Your instructions
Without the images, write out the whole listing exactly.

Exercise inputs
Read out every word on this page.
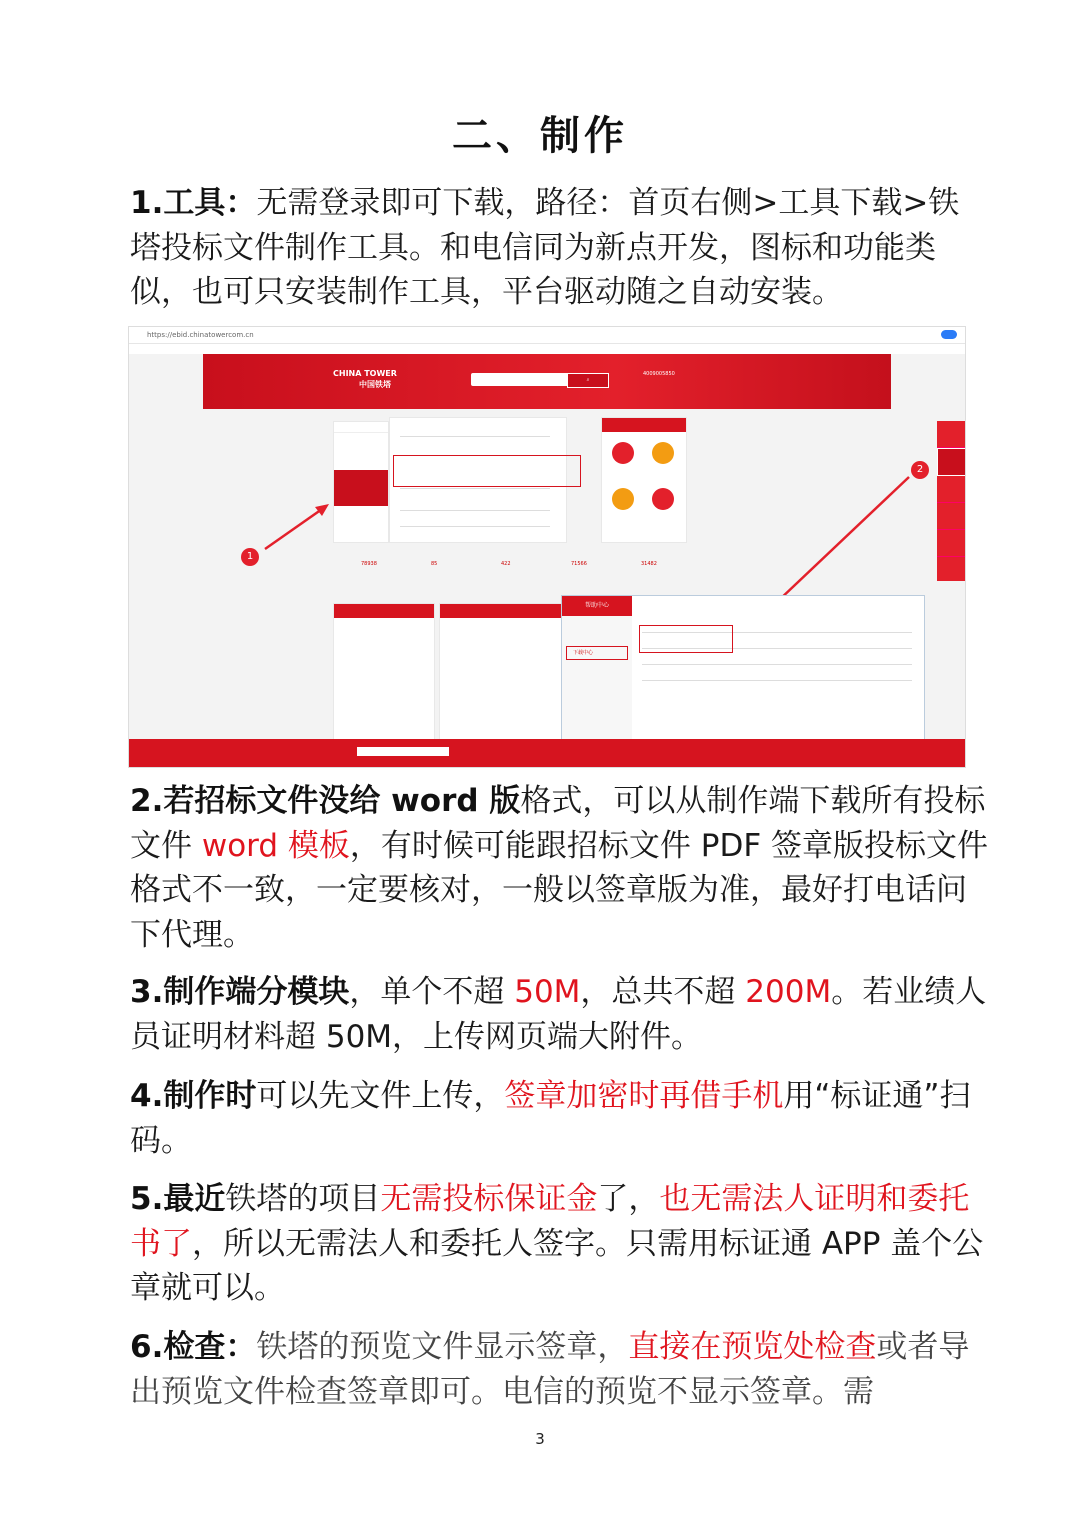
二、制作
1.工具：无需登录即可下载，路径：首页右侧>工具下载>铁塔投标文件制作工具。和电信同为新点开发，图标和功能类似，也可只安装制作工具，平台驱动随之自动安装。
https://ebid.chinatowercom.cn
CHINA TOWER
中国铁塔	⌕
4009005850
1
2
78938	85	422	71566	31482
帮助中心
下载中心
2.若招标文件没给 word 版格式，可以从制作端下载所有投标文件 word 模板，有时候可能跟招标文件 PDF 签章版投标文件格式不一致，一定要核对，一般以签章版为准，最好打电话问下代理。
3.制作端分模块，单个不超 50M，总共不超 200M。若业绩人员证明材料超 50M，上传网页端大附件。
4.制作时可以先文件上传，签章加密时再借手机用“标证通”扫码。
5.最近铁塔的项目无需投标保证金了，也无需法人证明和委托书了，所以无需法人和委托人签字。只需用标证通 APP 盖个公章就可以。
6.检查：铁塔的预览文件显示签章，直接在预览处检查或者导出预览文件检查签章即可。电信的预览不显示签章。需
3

Response to the exercise
Read out every word on this page.
二、制作
1.工具：无需登录即可下载，路径：首页右侧>工具下载>铁塔投标文件制作工具。和电信同为新点开发，图标和功能类似，也可只安装制作工具，平台驱动随之自动安装。
https://ebid.chinatowercom.cn
CHINA TOWER
中国铁塔	⌕
4009005850
1
2
78938	85	422	71566	31482
帮助中心
下载中心
2.若招标文件没给 word 版格式，可以从制作端下载所有投标文件 word 模板，有时候可能跟招标文件 PDF 签章版投标文件格式不一致，一定要核对，一般以签章版为准，最好打电话问下代理。
3.制作端分模块，单个不超 50M，总共不超 200M。若业绩人员证明材料超 50M，上传网页端大附件。
4.制作时可以先文件上传，签章加密时再借手机用“标证通”扫码。
5.最近铁塔的项目无需投标保证金了，也无需法人证明和委托书了，所以无需法人和委托人签字。只需用标证通 APP 盖个公章就可以。
6.检查：铁塔的预览文件显示签章，直接在预览处检查或者导出预览文件检查签章即可。电信的预览不显示签章。需
3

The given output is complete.